■ **Short problem**: Compile every line that includes the word "Street".

Some records:
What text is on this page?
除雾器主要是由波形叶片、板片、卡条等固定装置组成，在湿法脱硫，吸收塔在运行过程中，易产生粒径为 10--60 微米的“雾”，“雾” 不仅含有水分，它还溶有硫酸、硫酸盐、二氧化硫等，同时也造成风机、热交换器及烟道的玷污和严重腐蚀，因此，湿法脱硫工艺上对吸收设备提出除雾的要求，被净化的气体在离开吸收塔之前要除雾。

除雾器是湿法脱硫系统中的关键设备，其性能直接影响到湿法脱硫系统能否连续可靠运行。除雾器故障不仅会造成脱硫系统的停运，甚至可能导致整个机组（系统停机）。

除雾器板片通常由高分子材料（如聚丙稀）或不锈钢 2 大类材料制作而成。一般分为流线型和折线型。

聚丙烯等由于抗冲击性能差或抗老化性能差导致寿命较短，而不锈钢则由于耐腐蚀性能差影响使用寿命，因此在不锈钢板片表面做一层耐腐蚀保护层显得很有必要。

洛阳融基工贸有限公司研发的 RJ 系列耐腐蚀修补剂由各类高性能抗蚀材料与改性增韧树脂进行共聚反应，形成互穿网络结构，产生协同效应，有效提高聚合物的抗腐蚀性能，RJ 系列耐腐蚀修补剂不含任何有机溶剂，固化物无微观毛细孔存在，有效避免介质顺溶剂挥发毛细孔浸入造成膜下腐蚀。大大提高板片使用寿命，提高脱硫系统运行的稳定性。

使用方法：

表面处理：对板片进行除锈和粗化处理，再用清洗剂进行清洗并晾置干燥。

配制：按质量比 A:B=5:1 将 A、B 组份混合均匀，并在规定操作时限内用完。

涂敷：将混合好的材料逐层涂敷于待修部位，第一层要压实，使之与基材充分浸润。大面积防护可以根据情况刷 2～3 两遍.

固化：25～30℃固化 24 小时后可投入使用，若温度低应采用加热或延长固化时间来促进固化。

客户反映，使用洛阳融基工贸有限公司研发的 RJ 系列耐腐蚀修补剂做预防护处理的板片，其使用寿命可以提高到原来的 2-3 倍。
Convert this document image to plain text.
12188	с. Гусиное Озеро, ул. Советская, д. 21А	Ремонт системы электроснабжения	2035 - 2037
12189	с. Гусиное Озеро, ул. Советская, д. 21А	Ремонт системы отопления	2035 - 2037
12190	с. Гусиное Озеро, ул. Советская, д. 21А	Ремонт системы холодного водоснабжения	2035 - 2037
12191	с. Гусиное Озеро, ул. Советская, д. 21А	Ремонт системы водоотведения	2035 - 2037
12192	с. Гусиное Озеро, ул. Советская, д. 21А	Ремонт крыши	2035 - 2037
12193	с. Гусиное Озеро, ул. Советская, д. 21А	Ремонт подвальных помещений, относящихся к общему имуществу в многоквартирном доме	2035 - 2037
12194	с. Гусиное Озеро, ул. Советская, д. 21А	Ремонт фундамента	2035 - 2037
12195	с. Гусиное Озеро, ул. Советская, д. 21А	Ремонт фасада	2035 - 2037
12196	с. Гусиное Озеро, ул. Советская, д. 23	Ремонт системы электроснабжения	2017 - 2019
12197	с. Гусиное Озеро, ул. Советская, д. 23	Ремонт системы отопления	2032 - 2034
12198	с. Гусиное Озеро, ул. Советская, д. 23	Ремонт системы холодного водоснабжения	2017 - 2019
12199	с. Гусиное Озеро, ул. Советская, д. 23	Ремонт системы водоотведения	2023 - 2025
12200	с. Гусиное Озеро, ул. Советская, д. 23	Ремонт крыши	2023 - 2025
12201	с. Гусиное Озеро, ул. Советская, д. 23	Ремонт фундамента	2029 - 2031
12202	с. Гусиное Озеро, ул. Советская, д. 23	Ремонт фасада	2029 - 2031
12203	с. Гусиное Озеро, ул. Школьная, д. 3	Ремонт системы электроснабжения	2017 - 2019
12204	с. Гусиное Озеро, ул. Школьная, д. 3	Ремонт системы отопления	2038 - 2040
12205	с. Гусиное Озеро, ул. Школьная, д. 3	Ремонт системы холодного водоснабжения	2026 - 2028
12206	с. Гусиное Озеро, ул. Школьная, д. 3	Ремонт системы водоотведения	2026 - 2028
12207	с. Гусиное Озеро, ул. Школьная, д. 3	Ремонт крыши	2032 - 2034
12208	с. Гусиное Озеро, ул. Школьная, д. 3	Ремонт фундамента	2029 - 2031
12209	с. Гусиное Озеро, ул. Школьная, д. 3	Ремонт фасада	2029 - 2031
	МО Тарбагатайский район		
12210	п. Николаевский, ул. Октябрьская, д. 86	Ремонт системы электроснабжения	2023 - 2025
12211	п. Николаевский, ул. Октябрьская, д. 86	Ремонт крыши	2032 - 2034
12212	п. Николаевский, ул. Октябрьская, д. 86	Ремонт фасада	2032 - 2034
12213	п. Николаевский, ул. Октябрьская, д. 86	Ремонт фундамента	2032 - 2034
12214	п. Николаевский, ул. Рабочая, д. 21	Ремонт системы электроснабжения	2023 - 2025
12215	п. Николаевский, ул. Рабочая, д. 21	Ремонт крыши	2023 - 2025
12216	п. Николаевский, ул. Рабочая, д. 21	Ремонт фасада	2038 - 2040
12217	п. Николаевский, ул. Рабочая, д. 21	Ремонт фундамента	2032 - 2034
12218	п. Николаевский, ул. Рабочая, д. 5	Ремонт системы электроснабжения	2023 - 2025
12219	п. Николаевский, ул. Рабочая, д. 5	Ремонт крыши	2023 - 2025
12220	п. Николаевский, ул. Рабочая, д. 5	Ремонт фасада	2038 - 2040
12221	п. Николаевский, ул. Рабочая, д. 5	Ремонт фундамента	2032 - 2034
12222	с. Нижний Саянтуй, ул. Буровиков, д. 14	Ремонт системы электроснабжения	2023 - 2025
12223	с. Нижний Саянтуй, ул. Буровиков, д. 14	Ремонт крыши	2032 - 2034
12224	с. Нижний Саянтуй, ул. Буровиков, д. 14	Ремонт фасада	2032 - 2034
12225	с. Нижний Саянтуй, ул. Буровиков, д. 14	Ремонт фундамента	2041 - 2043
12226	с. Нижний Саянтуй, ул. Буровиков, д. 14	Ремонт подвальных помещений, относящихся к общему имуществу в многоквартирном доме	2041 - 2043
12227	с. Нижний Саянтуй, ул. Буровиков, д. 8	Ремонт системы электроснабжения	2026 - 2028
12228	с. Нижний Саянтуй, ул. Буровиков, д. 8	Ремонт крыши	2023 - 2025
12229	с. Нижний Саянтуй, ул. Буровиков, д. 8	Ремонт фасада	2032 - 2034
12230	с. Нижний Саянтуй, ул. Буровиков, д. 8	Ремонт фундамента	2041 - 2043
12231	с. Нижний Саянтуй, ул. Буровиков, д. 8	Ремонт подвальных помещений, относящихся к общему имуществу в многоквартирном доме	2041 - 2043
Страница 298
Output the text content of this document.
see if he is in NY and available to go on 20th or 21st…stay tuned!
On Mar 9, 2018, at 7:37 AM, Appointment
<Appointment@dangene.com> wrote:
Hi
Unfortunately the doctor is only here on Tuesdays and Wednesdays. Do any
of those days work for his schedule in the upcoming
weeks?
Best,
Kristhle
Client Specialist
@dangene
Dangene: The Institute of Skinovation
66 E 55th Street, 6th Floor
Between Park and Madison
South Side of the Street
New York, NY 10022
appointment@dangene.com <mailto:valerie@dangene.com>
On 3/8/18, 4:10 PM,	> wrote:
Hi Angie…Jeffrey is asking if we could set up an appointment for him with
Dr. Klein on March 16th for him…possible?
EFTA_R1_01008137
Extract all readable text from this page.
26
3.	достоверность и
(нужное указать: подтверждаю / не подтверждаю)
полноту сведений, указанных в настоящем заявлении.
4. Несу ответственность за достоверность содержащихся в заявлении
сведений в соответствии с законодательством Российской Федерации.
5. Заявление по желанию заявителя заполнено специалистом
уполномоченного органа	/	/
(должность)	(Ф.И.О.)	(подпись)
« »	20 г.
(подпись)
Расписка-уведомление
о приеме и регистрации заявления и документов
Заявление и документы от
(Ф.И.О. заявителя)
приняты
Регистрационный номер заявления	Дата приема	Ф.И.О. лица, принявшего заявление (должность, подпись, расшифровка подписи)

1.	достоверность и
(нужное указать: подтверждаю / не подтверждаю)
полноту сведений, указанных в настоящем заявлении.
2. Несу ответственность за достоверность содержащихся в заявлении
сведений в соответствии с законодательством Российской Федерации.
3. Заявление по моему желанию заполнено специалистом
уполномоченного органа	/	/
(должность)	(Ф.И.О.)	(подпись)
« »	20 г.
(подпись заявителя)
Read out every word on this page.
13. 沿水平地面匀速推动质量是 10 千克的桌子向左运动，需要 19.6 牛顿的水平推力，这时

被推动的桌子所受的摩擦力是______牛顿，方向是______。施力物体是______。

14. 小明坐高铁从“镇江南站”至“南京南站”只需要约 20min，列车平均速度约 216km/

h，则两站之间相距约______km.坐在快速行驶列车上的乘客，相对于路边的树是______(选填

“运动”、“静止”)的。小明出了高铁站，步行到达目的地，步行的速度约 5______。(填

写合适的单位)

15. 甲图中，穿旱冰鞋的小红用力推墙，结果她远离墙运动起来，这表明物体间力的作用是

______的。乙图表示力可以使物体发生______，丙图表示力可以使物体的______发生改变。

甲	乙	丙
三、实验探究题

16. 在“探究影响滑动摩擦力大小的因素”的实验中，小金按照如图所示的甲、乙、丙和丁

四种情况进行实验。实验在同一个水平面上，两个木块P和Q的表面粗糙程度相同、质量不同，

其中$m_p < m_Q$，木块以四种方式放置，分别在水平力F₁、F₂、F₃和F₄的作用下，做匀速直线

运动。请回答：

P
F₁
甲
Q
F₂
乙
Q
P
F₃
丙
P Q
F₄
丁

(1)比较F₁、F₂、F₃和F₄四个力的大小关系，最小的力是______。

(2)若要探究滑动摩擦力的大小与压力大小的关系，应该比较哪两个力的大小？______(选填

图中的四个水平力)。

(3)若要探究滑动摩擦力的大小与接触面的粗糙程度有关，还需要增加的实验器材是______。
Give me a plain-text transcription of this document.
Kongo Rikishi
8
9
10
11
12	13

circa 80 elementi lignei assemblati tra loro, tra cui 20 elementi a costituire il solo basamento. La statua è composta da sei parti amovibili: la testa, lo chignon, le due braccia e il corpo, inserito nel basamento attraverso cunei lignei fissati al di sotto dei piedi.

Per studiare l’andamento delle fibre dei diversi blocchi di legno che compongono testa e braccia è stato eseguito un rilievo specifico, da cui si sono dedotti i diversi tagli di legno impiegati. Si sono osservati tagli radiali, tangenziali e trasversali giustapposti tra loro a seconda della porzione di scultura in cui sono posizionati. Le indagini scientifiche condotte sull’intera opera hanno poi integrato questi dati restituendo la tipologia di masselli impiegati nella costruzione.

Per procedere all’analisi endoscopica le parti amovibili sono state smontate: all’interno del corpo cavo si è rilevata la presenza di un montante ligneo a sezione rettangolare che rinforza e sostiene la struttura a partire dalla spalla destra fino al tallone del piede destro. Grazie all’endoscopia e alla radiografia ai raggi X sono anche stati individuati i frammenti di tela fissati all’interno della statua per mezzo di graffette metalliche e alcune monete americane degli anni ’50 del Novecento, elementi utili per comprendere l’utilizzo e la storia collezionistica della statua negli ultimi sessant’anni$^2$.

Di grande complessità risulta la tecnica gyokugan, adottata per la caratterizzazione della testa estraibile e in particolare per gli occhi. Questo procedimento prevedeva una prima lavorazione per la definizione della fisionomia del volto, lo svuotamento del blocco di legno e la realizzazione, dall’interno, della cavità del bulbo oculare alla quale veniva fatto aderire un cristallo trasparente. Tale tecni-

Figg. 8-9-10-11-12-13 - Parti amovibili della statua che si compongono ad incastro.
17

■ **Task solution**:
66 E 55th Street, 6th Floor
South Side of the Street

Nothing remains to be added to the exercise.